▸ **Entries supplied**:
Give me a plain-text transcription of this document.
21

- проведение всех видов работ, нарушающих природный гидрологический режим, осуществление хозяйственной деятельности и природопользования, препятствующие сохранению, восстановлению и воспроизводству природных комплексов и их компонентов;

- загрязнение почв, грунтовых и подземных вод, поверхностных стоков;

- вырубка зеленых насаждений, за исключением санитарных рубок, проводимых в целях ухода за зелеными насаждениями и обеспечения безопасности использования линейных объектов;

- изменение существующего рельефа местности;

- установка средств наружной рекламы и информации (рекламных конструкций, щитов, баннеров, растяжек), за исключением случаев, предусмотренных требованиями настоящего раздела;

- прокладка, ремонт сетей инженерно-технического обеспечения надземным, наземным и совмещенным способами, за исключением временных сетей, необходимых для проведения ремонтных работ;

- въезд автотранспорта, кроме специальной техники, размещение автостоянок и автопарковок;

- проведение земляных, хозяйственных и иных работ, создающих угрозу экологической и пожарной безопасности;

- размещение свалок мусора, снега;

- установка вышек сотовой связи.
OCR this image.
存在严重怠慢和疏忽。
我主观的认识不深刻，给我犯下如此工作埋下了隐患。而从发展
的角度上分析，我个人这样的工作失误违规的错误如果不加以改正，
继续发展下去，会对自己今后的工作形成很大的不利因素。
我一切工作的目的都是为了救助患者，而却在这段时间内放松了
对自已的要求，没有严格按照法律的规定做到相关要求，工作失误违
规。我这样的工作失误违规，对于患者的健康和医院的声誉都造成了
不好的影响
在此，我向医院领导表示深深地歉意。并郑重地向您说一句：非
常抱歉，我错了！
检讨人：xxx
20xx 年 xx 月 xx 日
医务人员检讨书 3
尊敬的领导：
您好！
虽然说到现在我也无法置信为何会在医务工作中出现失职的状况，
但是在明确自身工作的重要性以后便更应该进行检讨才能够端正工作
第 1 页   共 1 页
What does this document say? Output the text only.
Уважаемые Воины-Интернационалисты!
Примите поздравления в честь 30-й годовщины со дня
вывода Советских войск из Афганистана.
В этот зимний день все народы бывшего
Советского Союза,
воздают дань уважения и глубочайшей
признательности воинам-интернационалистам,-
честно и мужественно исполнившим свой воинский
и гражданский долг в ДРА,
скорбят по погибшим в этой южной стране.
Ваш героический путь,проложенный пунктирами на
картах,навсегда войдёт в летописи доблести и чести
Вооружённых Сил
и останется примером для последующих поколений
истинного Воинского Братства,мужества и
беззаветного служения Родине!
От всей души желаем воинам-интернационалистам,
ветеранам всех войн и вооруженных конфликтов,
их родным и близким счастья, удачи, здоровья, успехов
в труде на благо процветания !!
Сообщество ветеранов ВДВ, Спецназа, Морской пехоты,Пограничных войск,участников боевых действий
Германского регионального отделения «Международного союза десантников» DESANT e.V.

▸ **The exercise**: Work out how many lines in the records above contain the word "интернационалистам", and reply with that number alone.

▸ **Exercise output**: 2